**Set problem:**
Count how many lines below include the string "demograficznego", and give that number without anything else.

**Entries provided:**
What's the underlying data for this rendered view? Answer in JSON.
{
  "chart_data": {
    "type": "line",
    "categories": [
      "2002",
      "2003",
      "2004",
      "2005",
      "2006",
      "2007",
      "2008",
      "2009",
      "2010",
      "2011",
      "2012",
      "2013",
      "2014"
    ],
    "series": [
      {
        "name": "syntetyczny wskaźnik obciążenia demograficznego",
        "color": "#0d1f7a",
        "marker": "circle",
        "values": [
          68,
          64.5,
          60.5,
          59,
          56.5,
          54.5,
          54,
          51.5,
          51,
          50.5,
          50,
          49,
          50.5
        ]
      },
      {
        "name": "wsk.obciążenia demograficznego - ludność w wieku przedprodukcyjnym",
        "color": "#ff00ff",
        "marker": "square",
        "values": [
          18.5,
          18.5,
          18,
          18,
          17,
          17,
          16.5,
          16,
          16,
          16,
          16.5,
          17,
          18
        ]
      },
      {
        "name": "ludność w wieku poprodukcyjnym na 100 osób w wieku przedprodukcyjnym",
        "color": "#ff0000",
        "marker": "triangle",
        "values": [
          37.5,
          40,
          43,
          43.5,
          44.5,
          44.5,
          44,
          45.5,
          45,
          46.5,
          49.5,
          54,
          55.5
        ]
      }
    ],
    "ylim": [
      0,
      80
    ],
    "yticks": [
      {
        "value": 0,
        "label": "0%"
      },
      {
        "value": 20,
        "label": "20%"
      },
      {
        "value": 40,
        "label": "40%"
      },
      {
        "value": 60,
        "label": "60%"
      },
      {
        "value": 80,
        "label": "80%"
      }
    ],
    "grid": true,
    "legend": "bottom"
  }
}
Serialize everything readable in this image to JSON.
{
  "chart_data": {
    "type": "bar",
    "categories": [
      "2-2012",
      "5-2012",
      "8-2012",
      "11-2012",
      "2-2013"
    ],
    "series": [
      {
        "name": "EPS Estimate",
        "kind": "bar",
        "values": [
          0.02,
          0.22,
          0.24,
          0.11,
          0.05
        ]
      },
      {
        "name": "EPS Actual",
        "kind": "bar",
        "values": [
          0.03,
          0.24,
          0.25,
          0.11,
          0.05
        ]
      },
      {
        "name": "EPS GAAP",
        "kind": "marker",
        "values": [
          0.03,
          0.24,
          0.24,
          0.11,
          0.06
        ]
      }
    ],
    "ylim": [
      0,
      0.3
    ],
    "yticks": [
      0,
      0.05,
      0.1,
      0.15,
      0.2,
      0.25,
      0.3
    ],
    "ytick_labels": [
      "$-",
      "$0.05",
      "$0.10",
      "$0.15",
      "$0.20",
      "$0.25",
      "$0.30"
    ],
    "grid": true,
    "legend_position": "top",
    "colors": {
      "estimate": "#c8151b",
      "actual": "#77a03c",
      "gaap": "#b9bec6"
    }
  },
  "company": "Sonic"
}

**Answer to this task:**
2